### TASK INSTRUCTIONS:
Read the lines below. Copy out any that hold the string "Linear".

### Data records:
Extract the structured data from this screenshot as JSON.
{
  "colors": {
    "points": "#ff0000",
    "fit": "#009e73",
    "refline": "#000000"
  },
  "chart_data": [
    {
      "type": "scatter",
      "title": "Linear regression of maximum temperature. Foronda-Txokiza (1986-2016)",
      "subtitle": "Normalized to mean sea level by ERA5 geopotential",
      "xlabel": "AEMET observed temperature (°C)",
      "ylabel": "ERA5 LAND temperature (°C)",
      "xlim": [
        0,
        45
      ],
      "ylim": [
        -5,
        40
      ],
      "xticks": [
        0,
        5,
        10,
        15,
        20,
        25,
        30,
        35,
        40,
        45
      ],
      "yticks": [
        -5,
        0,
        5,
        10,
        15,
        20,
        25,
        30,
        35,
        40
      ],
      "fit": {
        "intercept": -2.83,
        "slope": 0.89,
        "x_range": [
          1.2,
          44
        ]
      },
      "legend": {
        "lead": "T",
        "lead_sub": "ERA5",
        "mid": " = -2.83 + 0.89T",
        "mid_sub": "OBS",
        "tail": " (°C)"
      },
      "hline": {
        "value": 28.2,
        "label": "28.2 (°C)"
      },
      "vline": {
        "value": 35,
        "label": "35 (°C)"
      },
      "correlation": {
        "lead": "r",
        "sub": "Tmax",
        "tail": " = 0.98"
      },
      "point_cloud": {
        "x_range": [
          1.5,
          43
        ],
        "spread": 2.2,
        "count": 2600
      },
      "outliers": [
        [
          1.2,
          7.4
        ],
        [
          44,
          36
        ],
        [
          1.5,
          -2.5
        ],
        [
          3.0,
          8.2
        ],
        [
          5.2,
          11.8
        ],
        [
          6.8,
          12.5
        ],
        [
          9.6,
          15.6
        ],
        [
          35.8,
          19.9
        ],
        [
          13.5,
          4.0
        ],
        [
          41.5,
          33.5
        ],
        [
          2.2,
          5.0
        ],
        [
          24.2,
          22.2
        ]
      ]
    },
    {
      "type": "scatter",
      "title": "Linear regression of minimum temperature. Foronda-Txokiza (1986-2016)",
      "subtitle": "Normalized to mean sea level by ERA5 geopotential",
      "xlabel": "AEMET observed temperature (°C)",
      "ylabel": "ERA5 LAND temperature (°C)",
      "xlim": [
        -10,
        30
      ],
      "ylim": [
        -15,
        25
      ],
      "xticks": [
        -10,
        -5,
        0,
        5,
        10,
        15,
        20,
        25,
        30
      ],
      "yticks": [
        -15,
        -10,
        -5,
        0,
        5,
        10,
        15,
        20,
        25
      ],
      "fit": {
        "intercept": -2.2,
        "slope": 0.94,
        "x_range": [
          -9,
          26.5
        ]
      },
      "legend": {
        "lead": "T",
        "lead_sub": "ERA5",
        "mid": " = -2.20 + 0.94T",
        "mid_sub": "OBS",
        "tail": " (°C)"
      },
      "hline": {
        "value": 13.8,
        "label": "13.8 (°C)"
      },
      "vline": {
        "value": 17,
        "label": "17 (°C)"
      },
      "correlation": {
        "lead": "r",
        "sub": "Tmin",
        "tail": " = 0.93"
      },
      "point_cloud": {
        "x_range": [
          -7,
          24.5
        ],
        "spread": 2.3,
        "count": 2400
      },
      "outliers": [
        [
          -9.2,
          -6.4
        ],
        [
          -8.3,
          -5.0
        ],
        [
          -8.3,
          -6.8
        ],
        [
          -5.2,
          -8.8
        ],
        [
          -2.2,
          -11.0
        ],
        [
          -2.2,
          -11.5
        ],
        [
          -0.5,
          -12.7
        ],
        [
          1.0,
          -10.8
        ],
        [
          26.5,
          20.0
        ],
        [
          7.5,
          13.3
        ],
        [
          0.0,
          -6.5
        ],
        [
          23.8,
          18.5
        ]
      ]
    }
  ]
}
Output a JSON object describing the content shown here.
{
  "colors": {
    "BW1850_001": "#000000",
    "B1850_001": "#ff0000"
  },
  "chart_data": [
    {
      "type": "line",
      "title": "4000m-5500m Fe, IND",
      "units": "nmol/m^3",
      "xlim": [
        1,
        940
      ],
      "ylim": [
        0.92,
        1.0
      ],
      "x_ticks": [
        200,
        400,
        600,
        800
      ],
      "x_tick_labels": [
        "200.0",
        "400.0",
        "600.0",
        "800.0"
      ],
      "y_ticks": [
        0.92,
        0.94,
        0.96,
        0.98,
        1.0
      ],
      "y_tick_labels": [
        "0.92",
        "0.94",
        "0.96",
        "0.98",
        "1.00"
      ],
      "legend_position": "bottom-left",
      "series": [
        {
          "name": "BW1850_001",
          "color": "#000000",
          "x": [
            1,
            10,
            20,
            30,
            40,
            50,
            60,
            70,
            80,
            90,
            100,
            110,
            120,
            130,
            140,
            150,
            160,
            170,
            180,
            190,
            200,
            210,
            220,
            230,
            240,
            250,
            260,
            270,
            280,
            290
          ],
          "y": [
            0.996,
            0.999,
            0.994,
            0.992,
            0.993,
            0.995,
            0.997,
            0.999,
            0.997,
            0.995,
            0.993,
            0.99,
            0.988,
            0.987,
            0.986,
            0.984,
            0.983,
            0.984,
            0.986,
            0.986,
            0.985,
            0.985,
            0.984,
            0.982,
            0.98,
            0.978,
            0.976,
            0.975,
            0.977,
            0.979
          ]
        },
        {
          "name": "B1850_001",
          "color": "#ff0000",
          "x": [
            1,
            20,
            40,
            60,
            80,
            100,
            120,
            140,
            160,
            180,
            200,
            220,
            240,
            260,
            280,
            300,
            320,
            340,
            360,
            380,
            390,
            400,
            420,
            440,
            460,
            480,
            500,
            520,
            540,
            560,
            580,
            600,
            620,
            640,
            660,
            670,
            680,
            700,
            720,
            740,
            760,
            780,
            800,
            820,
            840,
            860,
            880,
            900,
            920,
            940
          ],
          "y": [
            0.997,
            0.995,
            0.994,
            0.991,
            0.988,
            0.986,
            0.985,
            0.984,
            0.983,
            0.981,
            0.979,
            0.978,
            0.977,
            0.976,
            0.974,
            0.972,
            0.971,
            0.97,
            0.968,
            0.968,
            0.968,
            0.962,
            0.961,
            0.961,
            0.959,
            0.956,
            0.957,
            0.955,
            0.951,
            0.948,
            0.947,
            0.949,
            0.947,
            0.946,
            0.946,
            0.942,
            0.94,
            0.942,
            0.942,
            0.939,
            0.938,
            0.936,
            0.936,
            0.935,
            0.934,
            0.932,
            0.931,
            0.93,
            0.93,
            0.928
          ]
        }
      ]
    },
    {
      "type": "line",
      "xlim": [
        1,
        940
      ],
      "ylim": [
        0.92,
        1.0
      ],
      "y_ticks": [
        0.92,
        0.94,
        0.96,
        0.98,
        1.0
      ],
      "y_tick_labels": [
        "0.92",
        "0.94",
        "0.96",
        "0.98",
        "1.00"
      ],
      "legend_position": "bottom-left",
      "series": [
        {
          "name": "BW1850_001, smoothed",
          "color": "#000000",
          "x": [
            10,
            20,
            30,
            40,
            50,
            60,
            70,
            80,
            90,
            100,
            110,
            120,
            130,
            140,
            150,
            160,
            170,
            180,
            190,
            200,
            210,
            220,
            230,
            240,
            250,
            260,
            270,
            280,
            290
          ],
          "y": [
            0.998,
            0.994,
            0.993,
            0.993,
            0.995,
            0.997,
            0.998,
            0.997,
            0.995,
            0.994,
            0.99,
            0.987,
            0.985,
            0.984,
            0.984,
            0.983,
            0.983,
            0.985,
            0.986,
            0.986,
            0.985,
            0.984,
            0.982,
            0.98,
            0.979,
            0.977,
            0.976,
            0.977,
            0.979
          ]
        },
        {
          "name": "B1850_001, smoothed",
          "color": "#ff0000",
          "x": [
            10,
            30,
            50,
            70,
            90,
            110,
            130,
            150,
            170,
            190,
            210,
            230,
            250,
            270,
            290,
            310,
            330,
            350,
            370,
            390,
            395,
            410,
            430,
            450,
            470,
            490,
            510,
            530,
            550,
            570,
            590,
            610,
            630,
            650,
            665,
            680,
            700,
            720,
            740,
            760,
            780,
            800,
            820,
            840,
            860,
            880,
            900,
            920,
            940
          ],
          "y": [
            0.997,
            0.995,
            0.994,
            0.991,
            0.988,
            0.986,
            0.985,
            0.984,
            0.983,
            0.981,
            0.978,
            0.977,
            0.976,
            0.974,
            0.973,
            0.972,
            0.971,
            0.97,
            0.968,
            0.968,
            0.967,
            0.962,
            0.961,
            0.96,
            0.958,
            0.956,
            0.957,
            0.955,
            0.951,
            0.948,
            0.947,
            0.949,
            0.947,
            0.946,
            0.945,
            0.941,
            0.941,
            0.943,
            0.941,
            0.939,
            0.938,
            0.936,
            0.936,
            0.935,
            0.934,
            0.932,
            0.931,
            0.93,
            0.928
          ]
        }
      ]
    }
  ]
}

### SOLUTION FOR THIS PROBLEM:
      "title": "Linear regression of maximum temperature. Foronda-Txokiza (1986-2016)",
      "title": "Linear regression of minimum temperature. Foronda-Txokiza (1986-2016)",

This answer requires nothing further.